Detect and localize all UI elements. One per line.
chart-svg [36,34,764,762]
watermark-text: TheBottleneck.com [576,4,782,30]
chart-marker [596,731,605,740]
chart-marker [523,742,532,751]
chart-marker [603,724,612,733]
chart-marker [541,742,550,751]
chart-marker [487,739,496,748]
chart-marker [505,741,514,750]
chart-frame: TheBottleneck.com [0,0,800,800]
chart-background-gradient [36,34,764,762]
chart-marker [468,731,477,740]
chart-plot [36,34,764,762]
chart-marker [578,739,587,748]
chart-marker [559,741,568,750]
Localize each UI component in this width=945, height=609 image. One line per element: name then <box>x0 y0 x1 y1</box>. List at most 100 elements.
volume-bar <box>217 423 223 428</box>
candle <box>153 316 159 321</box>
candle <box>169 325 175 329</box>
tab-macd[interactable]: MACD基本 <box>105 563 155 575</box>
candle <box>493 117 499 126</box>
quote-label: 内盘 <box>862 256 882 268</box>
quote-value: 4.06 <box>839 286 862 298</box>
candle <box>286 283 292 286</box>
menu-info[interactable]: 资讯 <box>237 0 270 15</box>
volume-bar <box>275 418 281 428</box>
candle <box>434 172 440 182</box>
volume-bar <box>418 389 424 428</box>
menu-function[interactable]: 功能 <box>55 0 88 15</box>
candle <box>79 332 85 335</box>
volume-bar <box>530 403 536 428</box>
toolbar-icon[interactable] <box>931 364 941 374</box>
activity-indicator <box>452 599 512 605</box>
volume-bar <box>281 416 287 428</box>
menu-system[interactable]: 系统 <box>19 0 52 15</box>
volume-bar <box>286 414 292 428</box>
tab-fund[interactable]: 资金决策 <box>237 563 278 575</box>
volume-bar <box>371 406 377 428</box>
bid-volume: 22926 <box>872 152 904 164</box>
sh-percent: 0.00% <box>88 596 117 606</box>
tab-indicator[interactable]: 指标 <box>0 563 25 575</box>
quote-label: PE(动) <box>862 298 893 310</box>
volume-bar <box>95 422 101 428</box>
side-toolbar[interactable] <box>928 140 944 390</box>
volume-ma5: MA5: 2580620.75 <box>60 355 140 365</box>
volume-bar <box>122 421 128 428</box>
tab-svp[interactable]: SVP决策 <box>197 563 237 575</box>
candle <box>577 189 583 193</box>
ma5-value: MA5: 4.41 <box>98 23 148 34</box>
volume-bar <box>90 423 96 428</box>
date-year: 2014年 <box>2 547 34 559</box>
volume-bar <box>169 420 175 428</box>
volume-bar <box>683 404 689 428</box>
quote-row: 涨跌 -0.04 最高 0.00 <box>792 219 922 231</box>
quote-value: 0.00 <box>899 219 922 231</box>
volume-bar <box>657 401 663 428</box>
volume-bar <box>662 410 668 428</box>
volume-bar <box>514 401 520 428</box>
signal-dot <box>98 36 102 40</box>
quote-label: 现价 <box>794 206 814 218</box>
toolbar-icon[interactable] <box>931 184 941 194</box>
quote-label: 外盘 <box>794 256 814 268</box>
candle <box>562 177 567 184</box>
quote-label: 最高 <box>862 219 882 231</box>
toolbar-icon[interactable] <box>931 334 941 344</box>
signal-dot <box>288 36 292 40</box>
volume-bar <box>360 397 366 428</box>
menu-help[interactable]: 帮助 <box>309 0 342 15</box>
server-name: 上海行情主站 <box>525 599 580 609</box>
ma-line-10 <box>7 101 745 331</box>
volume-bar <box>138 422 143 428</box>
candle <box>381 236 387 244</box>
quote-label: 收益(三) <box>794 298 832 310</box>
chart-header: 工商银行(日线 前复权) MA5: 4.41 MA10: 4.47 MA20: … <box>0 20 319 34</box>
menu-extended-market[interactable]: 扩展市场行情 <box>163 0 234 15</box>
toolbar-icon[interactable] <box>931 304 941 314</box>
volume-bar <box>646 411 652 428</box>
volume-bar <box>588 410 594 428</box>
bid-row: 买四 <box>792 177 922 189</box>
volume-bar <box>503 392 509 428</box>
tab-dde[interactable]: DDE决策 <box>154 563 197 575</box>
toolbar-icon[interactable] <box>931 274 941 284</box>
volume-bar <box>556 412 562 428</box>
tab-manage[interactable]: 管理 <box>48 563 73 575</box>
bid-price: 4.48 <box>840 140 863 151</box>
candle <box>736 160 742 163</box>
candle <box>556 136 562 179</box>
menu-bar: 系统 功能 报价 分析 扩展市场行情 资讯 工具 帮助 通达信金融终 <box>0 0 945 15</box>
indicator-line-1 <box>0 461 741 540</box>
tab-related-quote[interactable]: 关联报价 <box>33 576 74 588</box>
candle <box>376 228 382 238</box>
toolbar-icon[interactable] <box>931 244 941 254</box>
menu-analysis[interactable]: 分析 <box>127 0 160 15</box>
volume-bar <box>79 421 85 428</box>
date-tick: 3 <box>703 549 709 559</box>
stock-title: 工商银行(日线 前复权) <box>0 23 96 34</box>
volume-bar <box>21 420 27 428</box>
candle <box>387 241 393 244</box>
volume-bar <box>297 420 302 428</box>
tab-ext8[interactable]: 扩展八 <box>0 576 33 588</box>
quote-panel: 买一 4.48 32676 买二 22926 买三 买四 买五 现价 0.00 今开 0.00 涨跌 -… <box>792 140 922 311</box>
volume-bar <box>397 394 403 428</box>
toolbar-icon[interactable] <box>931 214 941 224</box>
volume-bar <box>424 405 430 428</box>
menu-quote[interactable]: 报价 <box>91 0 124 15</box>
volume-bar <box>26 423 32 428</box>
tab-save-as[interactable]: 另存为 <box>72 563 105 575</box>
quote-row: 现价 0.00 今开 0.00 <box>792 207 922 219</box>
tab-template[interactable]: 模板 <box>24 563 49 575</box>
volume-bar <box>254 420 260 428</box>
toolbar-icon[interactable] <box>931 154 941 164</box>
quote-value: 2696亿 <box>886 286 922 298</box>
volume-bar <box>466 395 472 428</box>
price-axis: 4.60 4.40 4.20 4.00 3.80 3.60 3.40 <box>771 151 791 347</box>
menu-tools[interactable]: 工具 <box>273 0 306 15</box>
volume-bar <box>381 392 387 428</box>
-------
Copy every one of the lines above, character for character, without changing anything.

Detect and localize all UI elements. One per line.
chart-svg [36,34,764,762]
watermark-text: TheBottleneck.com [576,4,782,30]
chart-marker [596,731,605,740]
chart-marker [523,742,532,751]
chart-marker [603,724,612,733]
chart-marker [541,742,550,751]
chart-marker [487,739,496,748]
chart-marker [505,741,514,750]
chart-frame: TheBottleneck.com [0,0,800,800]
chart-background-gradient [36,34,764,762]
chart-marker [468,731,477,740]
chart-plot [36,34,764,762]
chart-marker [578,739,587,748]
chart-marker [559,741,568,750]
Localize each UI component in this width=945, height=609 image. One line per element: name then <box>x0 y0 x1 y1</box>. List at most 100 elements.
volume-bar <box>217 423 223 428</box>
candle <box>153 316 159 321</box>
candle <box>169 325 175 329</box>
tab-macd[interactable]: MACD基本 <box>105 563 155 575</box>
candle <box>493 117 499 126</box>
quote-label: 内盘 <box>862 256 882 268</box>
quote-value: 4.06 <box>839 286 862 298</box>
candle <box>286 283 292 286</box>
menu-info[interactable]: 资讯 <box>237 0 270 15</box>
volume-bar <box>275 418 281 428</box>
candle <box>434 172 440 182</box>
volume-bar <box>418 389 424 428</box>
menu-function[interactable]: 功能 <box>55 0 88 15</box>
candle <box>79 332 85 335</box>
volume-bar <box>530 403 536 428</box>
toolbar-icon[interactable] <box>931 364 941 374</box>
activity-indicator <box>452 599 512 605</box>
volume-bar <box>281 416 287 428</box>
menu-system[interactable]: 系统 <box>19 0 52 15</box>
volume-bar <box>286 414 292 428</box>
tab-fund[interactable]: 资金决策 <box>237 563 278 575</box>
volume-bar <box>371 406 377 428</box>
bid-volume: 22926 <box>872 152 904 164</box>
sh-percent: 0.00% <box>88 596 117 606</box>
tab-indicator[interactable]: 指标 <box>0 563 25 575</box>
quote-label: PE(动) <box>862 298 893 310</box>
volume-bar <box>95 422 101 428</box>
side-toolbar[interactable] <box>928 140 944 390</box>
volume-ma5: MA5: 2580620.75 <box>60 355 140 365</box>
volume-bar <box>122 421 128 428</box>
tab-svp[interactable]: SVP决策 <box>197 563 237 575</box>
candle <box>577 189 583 193</box>
ma5-value: MA5: 4.41 <box>98 23 148 34</box>
volume-bar <box>90 423 96 428</box>
date-year: 2014年 <box>2 547 34 559</box>
volume-bar <box>169 420 175 428</box>
volume-bar <box>683 404 689 428</box>
quote-row: 涨跌 -0.04 最高 0.00 <box>792 219 922 231</box>
quote-value: 0.00 <box>899 219 922 231</box>
volume-bar <box>657 401 663 428</box>
volume-bar <box>662 410 668 428</box>
volume-bar <box>514 401 520 428</box>
signal-dot <box>98 36 102 40</box>
quote-label: 现价 <box>794 206 814 218</box>
toolbar-icon[interactable] <box>931 184 941 194</box>
quote-label: 外盘 <box>794 256 814 268</box>
candle <box>562 177 567 184</box>
quote-label: 最高 <box>862 219 882 231</box>
toolbar-icon[interactable] <box>931 334 941 344</box>
signal-dot <box>288 36 292 40</box>
volume-bar <box>360 397 366 428</box>
menu-help[interactable]: 帮助 <box>309 0 342 15</box>
server-name: 上海行情主站 <box>525 599 580 609</box>
ma-line-10 <box>7 101 745 331</box>
volume-bar <box>138 422 143 428</box>
candle <box>381 236 387 244</box>
quote-label: 收益(三) <box>794 298 832 310</box>
chart-header: 工商银行(日线 前复权) MA5: 4.41 MA10: 4.47 MA20: … <box>0 20 319 34</box>
menu-extended-market[interactable]: 扩展市场行情 <box>163 0 234 15</box>
toolbar-icon[interactable] <box>931 304 941 314</box>
volume-bar <box>646 411 652 428</box>
volume-bar <box>588 410 594 428</box>
bid-row: 买四 <box>792 177 922 189</box>
volume-bar <box>503 392 509 428</box>
tab-dde[interactable]: DDE决策 <box>154 563 197 575</box>
toolbar-icon[interactable] <box>931 274 941 284</box>
volume-bar <box>556 412 562 428</box>
tab-manage[interactable]: 管理 <box>48 563 73 575</box>
bid-price: 4.48 <box>840 140 863 151</box>
candle <box>736 160 742 163</box>
candle <box>556 136 562 179</box>
menu-bar: 系统 功能 报价 分析 扩展市场行情 资讯 工具 帮助 通达信金融终 <box>0 0 945 15</box>
indicator-line-1 <box>0 461 741 540</box>
tab-related-quote[interactable]: 关联报价 <box>33 576 74 588</box>
candle <box>376 228 382 238</box>
toolbar-icon[interactable] <box>931 244 941 254</box>
menu-analysis[interactable]: 分析 <box>127 0 160 15</box>
volume-bar <box>79 421 85 428</box>
date-tick: 3 <box>703 549 709 559</box>
stock-title: 工商银行(日线 前复权) <box>0 23 96 34</box>
volume-bar <box>21 420 27 428</box>
candle <box>387 241 393 244</box>
volume-bar <box>297 420 302 428</box>
tab-ext8[interactable]: 扩展八 <box>0 576 33 588</box>
quote-panel: 买一 4.48 32676 买二 22926 买三 买四 买五 现价 0.00 今开 0.00 涨跌 -… <box>792 140 922 311</box>
volume-bar <box>397 394 403 428</box>
toolbar-icon[interactable] <box>931 214 941 224</box>
volume-bar <box>424 405 430 428</box>
menu-quote[interactable]: 报价 <box>91 0 124 15</box>
volume-bar <box>26 423 32 428</box>
tab-save-as[interactable]: 另存为 <box>72 563 105 575</box>
quote-row: 现价 0.00 今开 0.00 <box>792 207 922 219</box>
tab-template[interactable]: 模板 <box>24 563 49 575</box>
volume-bar <box>254 420 260 428</box>
toolbar-icon[interactable] <box>931 154 941 164</box>
quote-value: 2696亿 <box>886 286 922 298</box>
volume-bar <box>466 395 472 428</box>
price-axis: 4.60 4.40 4.20 4.00 3.80 3.60 3.40 <box>771 151 791 347</box>
menu-tools[interactable]: 工具 <box>273 0 306 15</box>
volume-bar <box>381 392 387 428</box>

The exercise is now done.